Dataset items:
=-=-=
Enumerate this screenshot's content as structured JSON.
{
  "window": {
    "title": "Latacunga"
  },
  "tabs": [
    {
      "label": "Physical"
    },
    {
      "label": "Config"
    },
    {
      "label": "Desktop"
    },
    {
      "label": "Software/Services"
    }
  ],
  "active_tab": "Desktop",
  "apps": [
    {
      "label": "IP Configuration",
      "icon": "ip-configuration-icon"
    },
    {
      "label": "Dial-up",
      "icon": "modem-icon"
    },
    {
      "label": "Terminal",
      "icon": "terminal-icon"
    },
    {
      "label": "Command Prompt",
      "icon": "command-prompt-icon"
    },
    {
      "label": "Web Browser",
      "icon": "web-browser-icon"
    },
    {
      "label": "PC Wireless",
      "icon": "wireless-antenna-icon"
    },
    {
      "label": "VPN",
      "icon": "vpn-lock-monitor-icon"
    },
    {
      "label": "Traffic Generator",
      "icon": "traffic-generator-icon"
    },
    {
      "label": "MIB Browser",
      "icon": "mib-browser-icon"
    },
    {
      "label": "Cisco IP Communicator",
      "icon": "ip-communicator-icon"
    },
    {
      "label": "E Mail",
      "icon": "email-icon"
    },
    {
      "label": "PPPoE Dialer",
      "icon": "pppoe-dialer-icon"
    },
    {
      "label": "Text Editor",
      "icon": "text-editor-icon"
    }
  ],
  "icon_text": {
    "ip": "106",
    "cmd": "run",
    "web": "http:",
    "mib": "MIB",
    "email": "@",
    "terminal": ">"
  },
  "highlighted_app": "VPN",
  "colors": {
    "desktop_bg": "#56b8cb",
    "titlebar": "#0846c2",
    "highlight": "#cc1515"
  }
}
=-=-=
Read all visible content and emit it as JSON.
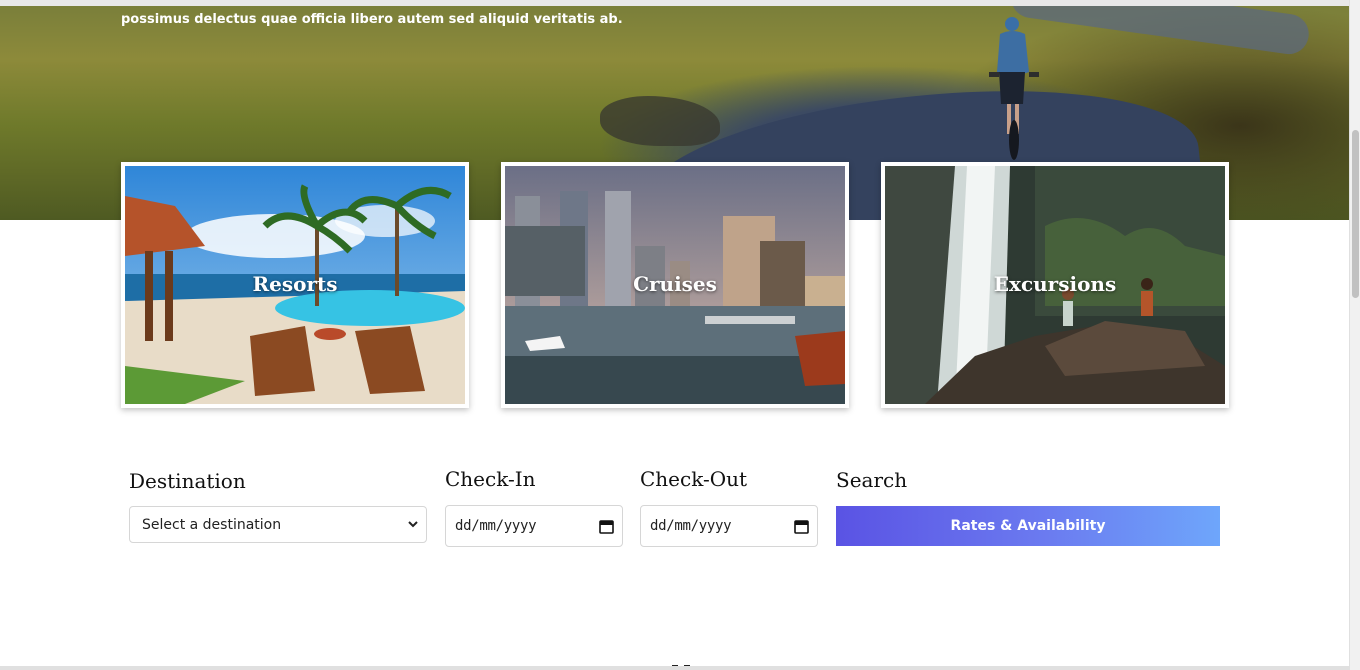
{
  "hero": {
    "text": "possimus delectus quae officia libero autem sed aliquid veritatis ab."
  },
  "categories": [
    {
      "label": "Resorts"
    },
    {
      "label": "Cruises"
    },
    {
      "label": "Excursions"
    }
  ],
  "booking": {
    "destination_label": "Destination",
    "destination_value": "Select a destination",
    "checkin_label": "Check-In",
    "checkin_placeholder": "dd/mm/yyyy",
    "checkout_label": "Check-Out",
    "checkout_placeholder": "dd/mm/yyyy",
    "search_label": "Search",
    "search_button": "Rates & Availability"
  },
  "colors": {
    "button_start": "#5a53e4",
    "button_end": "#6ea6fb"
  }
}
=-=-=
» **Exercise objective**:
Gather all lines where the word "yyyy" appears.

» **Correct result**:
    "checkin_placeholder": "dd/mm/yyyy",
    "checkout_placeholder": "dd/mm/yyyy",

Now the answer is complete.